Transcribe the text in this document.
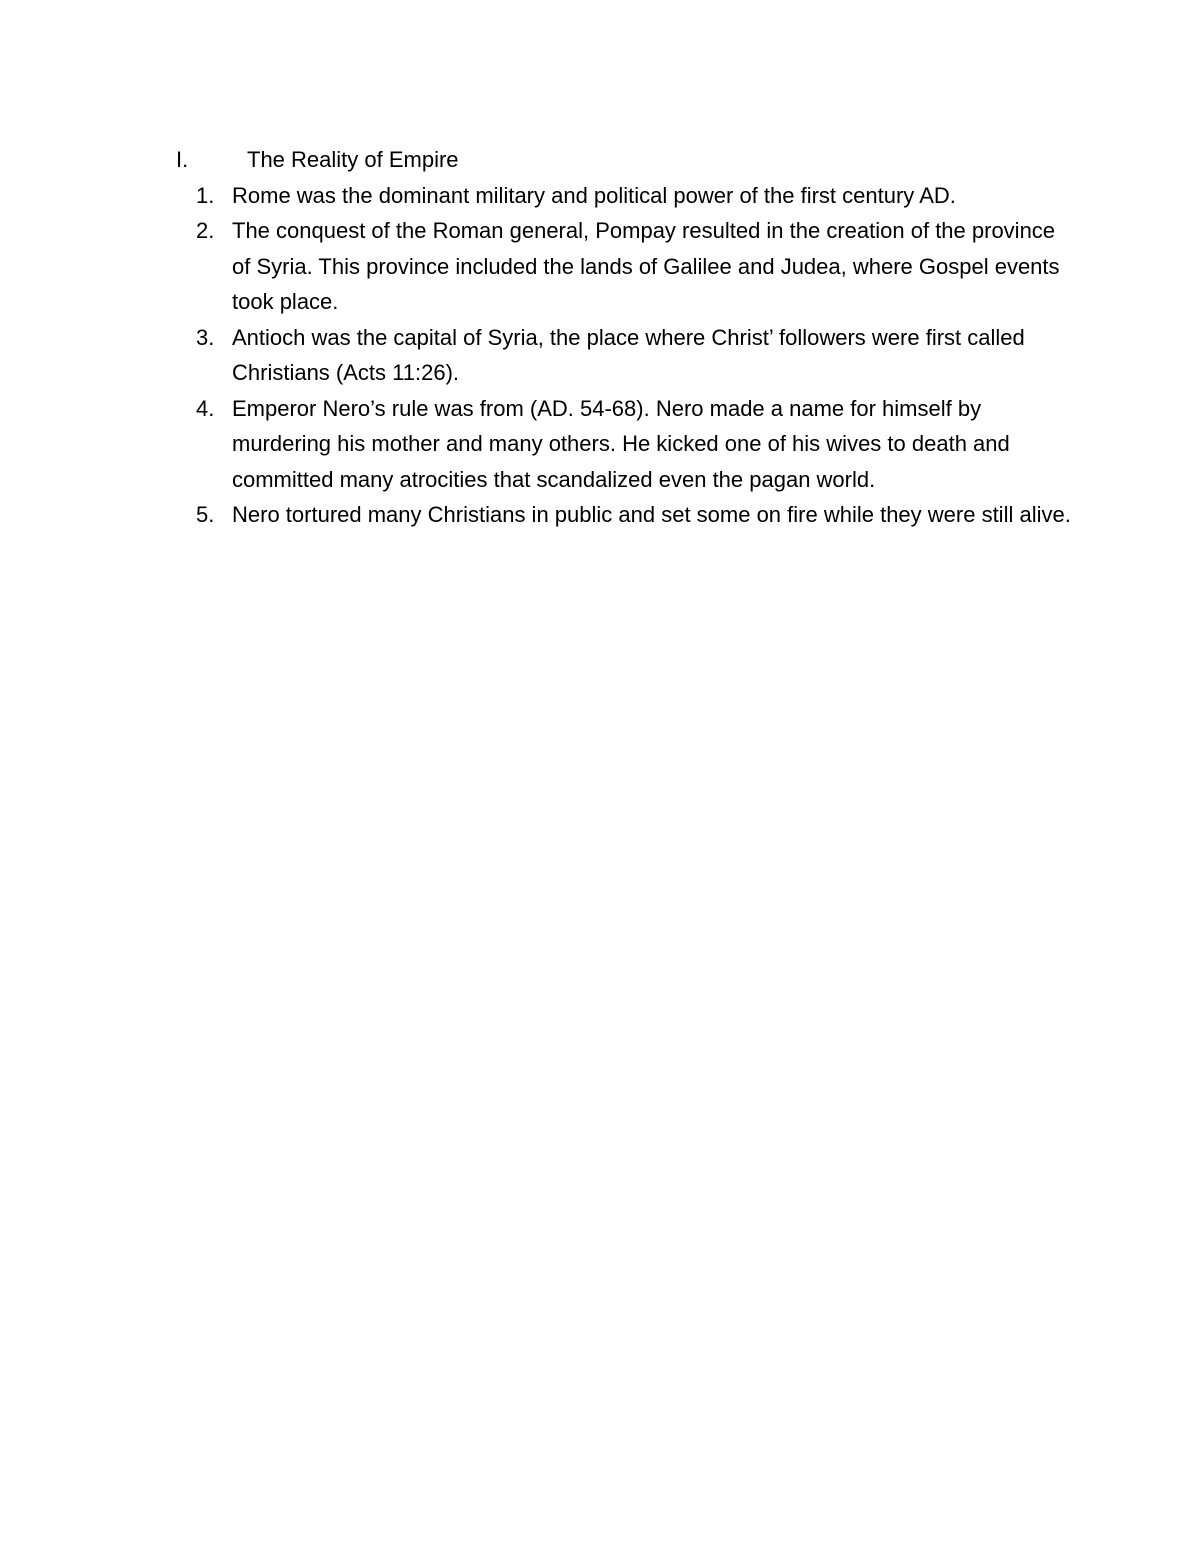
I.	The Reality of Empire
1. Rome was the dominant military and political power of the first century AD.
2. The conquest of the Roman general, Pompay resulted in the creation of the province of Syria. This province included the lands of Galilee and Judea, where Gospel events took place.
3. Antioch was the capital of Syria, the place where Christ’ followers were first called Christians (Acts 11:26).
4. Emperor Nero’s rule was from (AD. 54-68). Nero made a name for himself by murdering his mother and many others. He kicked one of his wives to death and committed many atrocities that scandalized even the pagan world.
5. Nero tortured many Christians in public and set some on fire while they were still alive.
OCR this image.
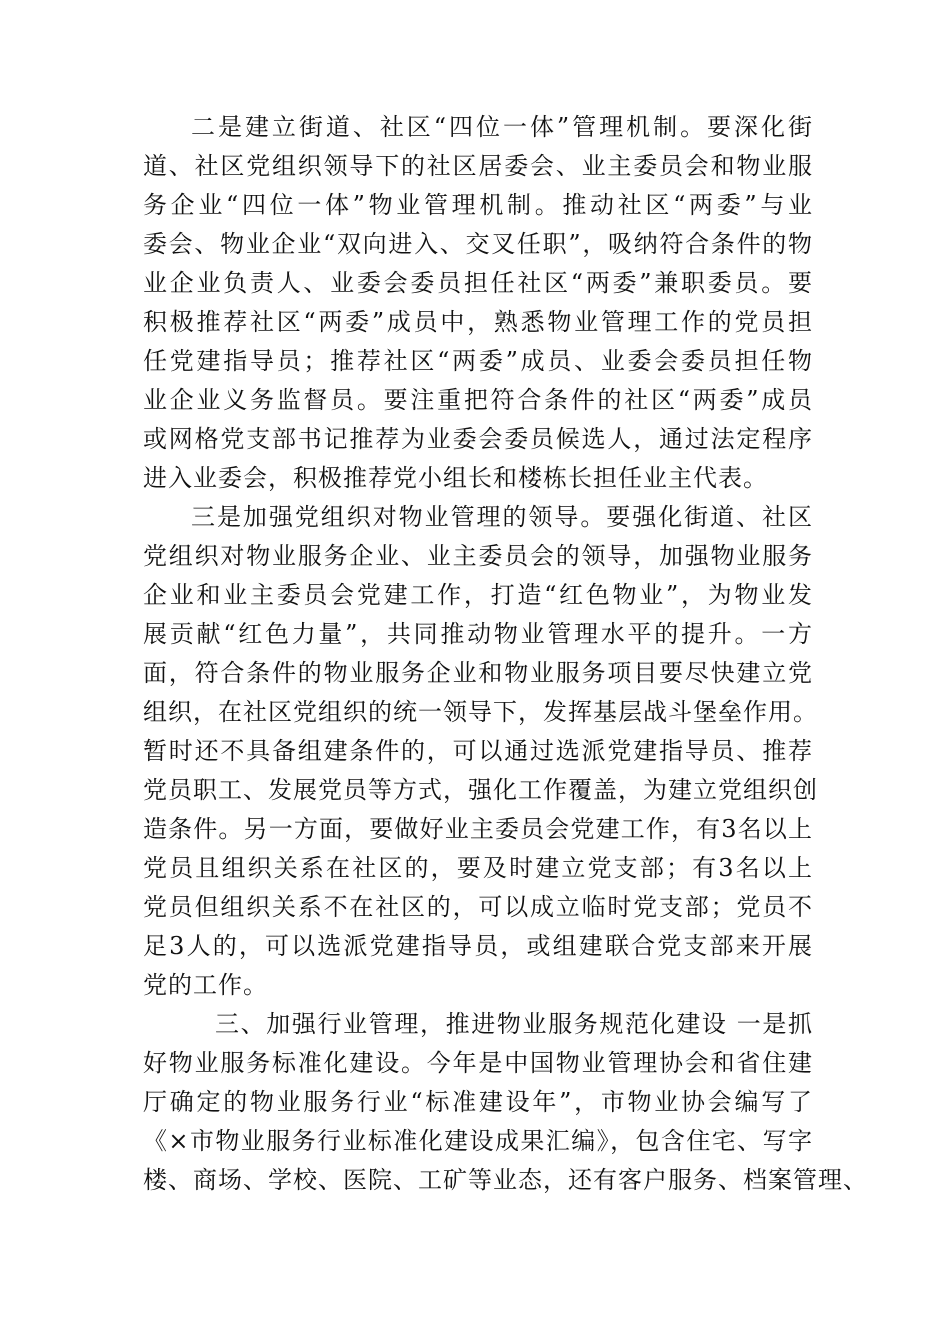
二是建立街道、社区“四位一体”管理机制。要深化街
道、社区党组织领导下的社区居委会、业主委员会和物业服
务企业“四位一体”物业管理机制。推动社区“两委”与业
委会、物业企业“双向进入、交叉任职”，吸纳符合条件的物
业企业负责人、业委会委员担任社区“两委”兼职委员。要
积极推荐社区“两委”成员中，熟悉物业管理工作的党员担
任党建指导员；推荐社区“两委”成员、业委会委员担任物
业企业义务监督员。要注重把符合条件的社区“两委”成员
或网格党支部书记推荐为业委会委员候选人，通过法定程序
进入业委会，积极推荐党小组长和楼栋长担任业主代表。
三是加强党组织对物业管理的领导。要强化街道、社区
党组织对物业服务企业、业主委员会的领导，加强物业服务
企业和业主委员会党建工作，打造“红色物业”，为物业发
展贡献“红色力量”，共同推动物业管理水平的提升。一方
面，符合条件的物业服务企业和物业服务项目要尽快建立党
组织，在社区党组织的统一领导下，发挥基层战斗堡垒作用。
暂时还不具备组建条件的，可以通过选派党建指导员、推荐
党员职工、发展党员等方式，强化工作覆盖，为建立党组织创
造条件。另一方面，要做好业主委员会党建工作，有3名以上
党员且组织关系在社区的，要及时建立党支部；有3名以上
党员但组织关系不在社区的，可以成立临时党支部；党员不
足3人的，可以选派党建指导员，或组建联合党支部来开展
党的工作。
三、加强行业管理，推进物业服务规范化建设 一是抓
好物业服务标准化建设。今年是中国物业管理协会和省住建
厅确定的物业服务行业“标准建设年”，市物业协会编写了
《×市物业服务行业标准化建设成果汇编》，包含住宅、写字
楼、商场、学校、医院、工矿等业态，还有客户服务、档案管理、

******

◆ **Objective**:
Quote the data above in full, leaving out the pictures it holds.

◆ **Response to this task**:
Transcribe the text in this document.
I.	The Reality of Empire
1. Rome was the dominant military and political power of the first century AD.
2. The conquest of the Roman general, Pompay resulted in the creation of the province of Syria. This province included the lands of Galilee and Judea, where Gospel events took place.
3. Antioch was the capital of Syria, the place where Christ’ followers were first called Christians (Acts 11:26).
4. Emperor Nero’s rule was from (AD. 54-68). Nero made a name for himself by murdering his mother and many others. He kicked one of his wives to death and committed many atrocities that scandalized even the pagan world.
5. Nero tortured many Christians in public and set some on fire while they were still alive.
OCR this image.
二是建立街道、社区“四位一体”管理机制。要深化街
道、社区党组织领导下的社区居委会、业主委员会和物业服
务企业“四位一体”物业管理机制。推动社区“两委”与业
委会、物业企业“双向进入、交叉任职”，吸纳符合条件的物
业企业负责人、业委会委员担任社区“两委”兼职委员。要
积极推荐社区“两委”成员中，熟悉物业管理工作的党员担
任党建指导员；推荐社区“两委”成员、业委会委员担任物
业企业义务监督员。要注重把符合条件的社区“两委”成员
或网格党支部书记推荐为业委会委员候选人，通过法定程序
进入业委会，积极推荐党小组长和楼栋长担任业主代表。
三是加强党组织对物业管理的领导。要强化街道、社区
党组织对物业服务企业、业主委员会的领导，加强物业服务
企业和业主委员会党建工作，打造“红色物业”，为物业发
展贡献“红色力量”，共同推动物业管理水平的提升。一方
面，符合条件的物业服务企业和物业服务项目要尽快建立党
组织，在社区党组织的统一领导下，发挥基层战斗堡垒作用。
暂时还不具备组建条件的，可以通过选派党建指导员、推荐
党员职工、发展党员等方式，强化工作覆盖，为建立党组织创
造条件。另一方面，要做好业主委员会党建工作，有3名以上
党员且组织关系在社区的，要及时建立党支部；有3名以上
党员但组织关系不在社区的，可以成立临时党支部；党员不
足3人的，可以选派党建指导员，或组建联合党支部来开展
党的工作。
三、加强行业管理，推进物业服务规范化建设 一是抓
好物业服务标准化建设。今年是中国物业管理协会和省住建
厅确定的物业服务行业“标准建设年”，市物业协会编写了
《×市物业服务行业标准化建设成果汇编》，包含住宅、写字
楼、商场、学校、医院、工矿等业态，还有客户服务、档案管理、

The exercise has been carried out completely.